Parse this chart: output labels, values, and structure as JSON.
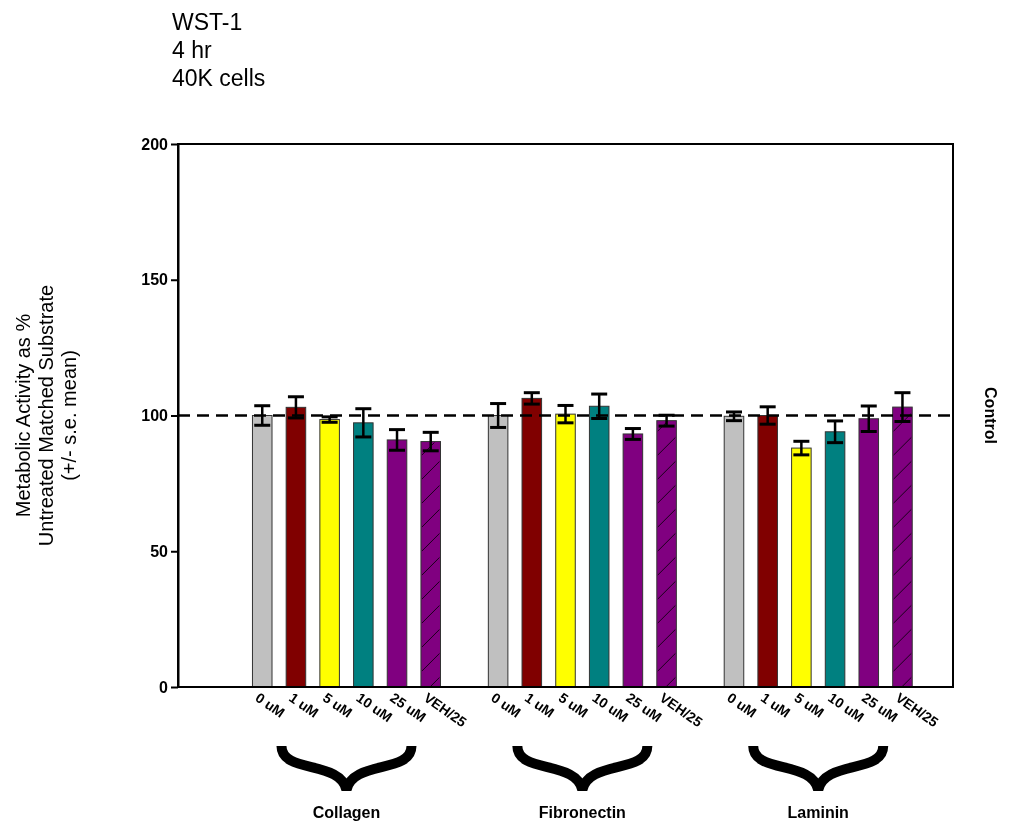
{
  "chart_data": {
    "type": "bar",
    "title": "WST-1\n4 hr\n40K cells",
    "ylabel": "Metabolic Activity as %\nUntreated Matched Substrate\n(+/- s.e. mean)",
    "categories": [
      null,
      null,
      "0 uM",
      "1 uM",
      "5 uM",
      "10 uM",
      "25 uM",
      "VEH/25",
      null,
      "0 uM",
      "1 uM",
      "5 uM",
      "10 uM",
      "25 uM",
      "VEH/25",
      null,
      "0 uM",
      "1 uM",
      "5 uM",
      "10 uM",
      "25 uM",
      "VEH/25",
      null
    ],
    "values": [
      null,
      null,
      100,
      103,
      98.5,
      97.3,
      91,
      90.4,
      null,
      100,
      106.3,
      100.5,
      103.4,
      93.2,
      98.1,
      null,
      99.7,
      100,
      88,
      94,
      98.8,
      103.1,
      null
    ],
    "errors": [
      null,
      null,
      3.6,
      3.9,
      1,
      5.2,
      3.8,
      3.4,
      null,
      4.4,
      2.1,
      3.2,
      4.5,
      2,
      2,
      null,
      1.6,
      3.2,
      2.5,
      4,
      4.7,
      5.3,
      null
    ],
    "colors": [
      null,
      null,
      "#c0c0c0",
      "#800000",
      "#ffff00",
      "#008080",
      "#800080",
      "#800080",
      null,
      "#c0c0c0",
      "#800000",
      "#ffff00",
      "#008080",
      "#800080",
      "#800080",
      null,
      "#c0c0c0",
      "#800000",
      "#ffff00",
      "#008080",
      "#800080",
      "#800080",
      null
    ],
    "ylim": [
      0,
      200
    ],
    "yticks": [
      0,
      50,
      100,
      150,
      200
    ],
    "grid": false,
    "ref_lines": [
      {
        "axis": "y",
        "value": 100,
        "label": "Control",
        "line_style": "dashed"
      }
    ],
    "annotations": [
      "Collagen",
      "Fibronectin",
      "Laminin"
    ]
  }
}
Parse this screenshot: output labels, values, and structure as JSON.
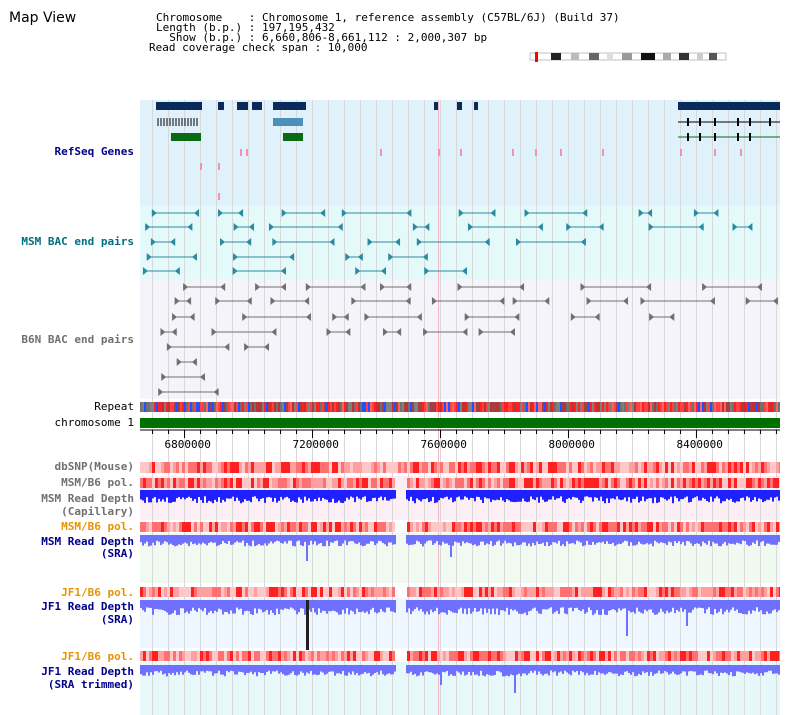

+ + +

Return every line from the entries that holds the string "values".

Expected output
Parse this chart: output labels, values, and structure as JSON.
    "values": [
Parse this screenshot: output labels, values, and structure as JSON.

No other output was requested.